Stored items from the dataset:
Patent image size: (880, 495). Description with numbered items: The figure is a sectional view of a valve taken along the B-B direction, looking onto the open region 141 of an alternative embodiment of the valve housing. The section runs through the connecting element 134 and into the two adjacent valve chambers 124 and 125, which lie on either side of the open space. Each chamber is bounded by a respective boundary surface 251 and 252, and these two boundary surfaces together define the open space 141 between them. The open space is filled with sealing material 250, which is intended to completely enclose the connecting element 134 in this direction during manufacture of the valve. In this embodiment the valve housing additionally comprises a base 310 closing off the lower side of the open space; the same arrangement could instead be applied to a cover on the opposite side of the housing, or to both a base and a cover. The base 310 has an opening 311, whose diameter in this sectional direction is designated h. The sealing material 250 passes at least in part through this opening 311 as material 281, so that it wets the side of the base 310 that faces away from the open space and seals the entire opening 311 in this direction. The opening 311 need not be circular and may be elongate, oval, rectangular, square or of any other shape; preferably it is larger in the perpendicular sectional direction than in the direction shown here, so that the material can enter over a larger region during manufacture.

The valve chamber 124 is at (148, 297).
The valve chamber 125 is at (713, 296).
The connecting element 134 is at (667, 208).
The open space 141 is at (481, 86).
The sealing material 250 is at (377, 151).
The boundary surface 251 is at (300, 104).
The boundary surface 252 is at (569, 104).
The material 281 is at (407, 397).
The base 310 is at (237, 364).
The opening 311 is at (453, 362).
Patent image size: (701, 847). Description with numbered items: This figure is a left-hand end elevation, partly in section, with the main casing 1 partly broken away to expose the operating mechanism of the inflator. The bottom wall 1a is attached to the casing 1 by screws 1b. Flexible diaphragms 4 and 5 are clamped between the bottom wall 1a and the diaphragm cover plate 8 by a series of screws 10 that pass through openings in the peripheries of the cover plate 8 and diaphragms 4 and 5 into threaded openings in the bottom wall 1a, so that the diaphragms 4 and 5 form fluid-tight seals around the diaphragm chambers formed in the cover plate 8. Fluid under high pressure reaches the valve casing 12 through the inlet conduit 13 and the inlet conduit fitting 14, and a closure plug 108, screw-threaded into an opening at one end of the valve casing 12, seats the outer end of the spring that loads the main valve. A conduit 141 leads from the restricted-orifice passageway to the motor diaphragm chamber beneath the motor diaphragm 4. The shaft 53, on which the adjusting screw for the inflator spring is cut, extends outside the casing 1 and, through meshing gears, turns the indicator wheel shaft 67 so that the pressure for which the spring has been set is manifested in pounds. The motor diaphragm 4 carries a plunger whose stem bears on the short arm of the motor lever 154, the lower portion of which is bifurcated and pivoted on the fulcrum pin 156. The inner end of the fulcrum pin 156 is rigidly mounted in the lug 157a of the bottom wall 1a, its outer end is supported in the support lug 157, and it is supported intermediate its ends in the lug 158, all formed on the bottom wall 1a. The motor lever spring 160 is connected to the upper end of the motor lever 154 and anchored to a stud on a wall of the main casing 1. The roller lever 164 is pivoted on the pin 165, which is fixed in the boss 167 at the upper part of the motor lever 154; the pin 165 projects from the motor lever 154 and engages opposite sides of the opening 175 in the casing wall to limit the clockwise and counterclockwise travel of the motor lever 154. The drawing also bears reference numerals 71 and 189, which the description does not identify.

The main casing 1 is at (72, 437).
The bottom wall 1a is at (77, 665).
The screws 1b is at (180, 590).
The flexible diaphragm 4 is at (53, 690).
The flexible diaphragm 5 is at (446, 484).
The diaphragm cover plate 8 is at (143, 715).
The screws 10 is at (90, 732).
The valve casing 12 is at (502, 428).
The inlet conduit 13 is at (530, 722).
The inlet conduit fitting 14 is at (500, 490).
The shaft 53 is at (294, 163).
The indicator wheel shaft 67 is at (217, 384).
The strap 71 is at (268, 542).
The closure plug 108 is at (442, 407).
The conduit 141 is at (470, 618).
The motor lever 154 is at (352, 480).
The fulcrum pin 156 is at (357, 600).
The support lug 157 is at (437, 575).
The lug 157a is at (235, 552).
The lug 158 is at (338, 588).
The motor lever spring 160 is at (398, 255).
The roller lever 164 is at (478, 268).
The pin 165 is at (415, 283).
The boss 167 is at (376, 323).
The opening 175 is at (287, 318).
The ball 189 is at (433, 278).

# What the task requires
Reproduce every one of the lines above verbatim, from the first through the last.

# Output for this exercise
Patent image size: (880, 495). Description with numbered items: The figure is a sectional view of a valve taken along the B-B direction, looking onto the open region 141 of an alternative embodiment of the valve housing. The section runs through the connecting element 134 and into the two adjacent valve chambers 124 and 125, which lie on either side of the open space. Each chamber is bounded by a respective boundary surface 251 and 252, and these two boundary surfaces together define the open space 141 between them. The open space is filled with sealing material 250, which is intended to completely enclose the connecting element 134 in this direction during manufacture of the valve. In this embodiment the valve housing additionally comprises a base 310 closing off the lower side of the open space; the same arrangement could instead be applied to a cover on the opposite side of the housing, or to both a base and a cover. The base 310 has an opening 311, whose diameter in this sectional direction is designated h. The sealing material 250 passes at least in part through this opening 311 as material 281, so that it wets the side of the base 310 that faces away from the open space and seals the entire opening 311 in this direction. The opening 311 need not be circular and may be elongate, oval, rectangular, square or of any other shape; preferably it is larger in the perpendicular sectional direction than in the direction shown here, so that the material can enter over a larger region during manufacture.

The valve chamber 124 is at (148, 297).
The valve chamber 125 is at (713, 296).
The connecting element 134 is at (667, 208).
The open space 141 is at (481, 86).
The sealing material 250 is at (377, 151).
The boundary surface 251 is at (300, 104).
The boundary surface 252 is at (569, 104).
The material 281 is at (407, 397).
The base 310 is at (237, 364).
The opening 311 is at (453, 362).
Patent image size: (701, 847). Description with numbered items: This figure is a left-hand end elevation, partly in section, with the main casing 1 partly broken away to expose the operating mechanism of the inflator. The bottom wall 1a is attached to the casing 1 by screws 1b. Flexible diaphragms 4 and 5 are clamped between the bottom wall 1a and the diaphragm cover plate 8 by a series of screws 10 that pass through openings in the peripheries of the cover plate 8 and diaphragms 4 and 5 into threaded openings in the bottom wall 1a, so that the diaphragms 4 and 5 form fluid-tight seals around the diaphragm chambers formed in the cover plate 8. Fluid under high pressure reaches the valve casing 12 through the inlet conduit 13 and the inlet conduit fitting 14, and a closure plug 108, screw-threaded into an opening at one end of the valve casing 12, seats the outer end of the spring that loads the main valve. A conduit 141 leads from the restricted-orifice passageway to the motor diaphragm chamber beneath the motor diaphragm 4. The shaft 53, on which the adjusting screw for the inflator spring is cut, extends outside the casing 1 and, through meshing gears, turns the indicator wheel shaft 67 so that the pressure for which the spring has been set is manifested in pounds. The motor diaphragm 4 carries a plunger whose stem bears on the short arm of the motor lever 154, the lower portion of which is bifurcated and pivoted on the fulcrum pin 156. The inner end of the fulcrum pin 156 is rigidly mounted in the lug 157a of the bottom wall 1a, its outer end is supported in the support lug 157, and it is supported intermediate its ends in the lug 158, all formed on the bottom wall 1a. The motor lever spring 160 is connected to the upper end of the motor lever 154 and anchored to a stud on a wall of the main casing 1. The roller lever 164 is pivoted on the pin 165, which is fixed in the boss 167 at the upper part of the motor lever 154; the pin 165 projects from the motor lever 154 and engages opposite sides of the opening 175 in the casing wall to limit the clockwise and counterclockwise travel of the motor lever 154. The drawing also bears reference numerals 71 and 189, which the description does not identify.

The main casing 1 is at (72, 437).
The bottom wall 1a is at (77, 665).
The screws 1b is at (180, 590).
The flexible diaphragm 4 is at (53, 690).
The flexible diaphragm 5 is at (446, 484).
The diaphragm cover plate 8 is at (143, 715).
The screws 10 is at (90, 732).
The valve casing 12 is at (502, 428).
The inlet conduit 13 is at (530, 722).
The inlet conduit fitting 14 is at (500, 490).
The shaft 53 is at (294, 163).
The indicator wheel shaft 67 is at (217, 384).
The strap 71 is at (268, 542).
The closure plug 108 is at (442, 407).
The conduit 141 is at (470, 618).
The motor lever 154 is at (352, 480).
The fulcrum pin 156 is at (357, 600).
The support lug 157 is at (437, 575).
The lug 157a is at (235, 552).
The lug 158 is at (338, 588).
The motor lever spring 160 is at (398, 255).
The roller lever 164 is at (478, 268).
The pin 165 is at (415, 283).
The boss 167 is at (376, 323).
The opening 175 is at (287, 318).
The ball 189 is at (433, 278).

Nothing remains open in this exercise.